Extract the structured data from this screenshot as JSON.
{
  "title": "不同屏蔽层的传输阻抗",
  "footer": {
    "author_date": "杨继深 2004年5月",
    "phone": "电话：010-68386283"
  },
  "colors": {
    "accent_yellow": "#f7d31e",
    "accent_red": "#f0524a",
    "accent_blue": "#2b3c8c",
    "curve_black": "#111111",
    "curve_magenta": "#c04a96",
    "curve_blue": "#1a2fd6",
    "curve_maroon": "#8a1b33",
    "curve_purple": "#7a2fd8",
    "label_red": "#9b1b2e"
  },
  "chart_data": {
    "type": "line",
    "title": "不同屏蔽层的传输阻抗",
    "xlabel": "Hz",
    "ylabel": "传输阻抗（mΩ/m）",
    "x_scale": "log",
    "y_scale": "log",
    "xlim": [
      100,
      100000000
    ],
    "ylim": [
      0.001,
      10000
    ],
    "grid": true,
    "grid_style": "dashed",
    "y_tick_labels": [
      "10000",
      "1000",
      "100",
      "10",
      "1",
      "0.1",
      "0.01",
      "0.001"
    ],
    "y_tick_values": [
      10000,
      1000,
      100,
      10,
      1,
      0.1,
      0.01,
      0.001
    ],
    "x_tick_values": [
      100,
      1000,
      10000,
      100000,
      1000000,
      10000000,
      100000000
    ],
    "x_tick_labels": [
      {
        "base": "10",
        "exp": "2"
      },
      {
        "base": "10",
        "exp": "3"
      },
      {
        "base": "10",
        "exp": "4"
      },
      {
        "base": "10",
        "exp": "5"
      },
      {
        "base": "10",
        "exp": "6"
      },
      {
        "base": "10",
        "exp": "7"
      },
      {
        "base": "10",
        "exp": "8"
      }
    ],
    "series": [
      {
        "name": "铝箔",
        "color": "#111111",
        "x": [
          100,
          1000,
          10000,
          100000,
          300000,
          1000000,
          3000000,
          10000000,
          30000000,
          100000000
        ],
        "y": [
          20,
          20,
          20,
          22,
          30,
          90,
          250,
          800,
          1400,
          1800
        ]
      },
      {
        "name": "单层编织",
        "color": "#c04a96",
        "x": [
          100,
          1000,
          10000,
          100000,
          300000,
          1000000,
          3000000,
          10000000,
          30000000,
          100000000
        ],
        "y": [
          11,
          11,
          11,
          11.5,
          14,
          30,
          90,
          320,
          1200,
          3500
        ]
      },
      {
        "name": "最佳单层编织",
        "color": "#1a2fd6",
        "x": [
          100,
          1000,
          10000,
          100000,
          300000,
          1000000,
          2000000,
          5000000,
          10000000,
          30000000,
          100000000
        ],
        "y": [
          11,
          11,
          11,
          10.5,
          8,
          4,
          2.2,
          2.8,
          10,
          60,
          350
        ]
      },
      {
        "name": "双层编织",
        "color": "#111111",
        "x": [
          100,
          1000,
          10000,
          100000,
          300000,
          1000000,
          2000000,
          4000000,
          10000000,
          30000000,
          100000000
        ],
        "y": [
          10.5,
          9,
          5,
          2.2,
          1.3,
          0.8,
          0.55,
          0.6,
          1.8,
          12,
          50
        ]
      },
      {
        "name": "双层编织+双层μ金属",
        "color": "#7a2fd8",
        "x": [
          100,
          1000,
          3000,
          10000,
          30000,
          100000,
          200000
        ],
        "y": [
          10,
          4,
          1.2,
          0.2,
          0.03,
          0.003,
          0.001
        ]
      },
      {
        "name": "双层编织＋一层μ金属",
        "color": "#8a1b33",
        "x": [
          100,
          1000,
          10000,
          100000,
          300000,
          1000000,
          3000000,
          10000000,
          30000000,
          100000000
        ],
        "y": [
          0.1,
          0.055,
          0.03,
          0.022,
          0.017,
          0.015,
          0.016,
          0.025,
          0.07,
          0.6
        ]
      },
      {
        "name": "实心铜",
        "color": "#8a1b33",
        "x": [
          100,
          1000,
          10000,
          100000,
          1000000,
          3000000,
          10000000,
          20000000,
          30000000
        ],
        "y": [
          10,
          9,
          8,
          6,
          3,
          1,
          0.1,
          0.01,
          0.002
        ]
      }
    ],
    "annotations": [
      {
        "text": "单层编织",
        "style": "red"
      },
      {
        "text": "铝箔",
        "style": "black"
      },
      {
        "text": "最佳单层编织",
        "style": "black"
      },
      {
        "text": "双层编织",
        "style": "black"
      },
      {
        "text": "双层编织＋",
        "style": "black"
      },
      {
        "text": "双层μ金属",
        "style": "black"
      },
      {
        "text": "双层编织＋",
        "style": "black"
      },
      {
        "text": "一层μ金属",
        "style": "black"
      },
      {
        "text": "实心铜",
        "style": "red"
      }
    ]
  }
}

• • •

EXERCISE OBJECTIVE> Scan the lines for the string "title". Pick out every line that has it.

EXPECTED ANSWER>
  "title": "不同屏蔽层的传输阻抗",
    "title": "不同屏蔽层的传输阻抗",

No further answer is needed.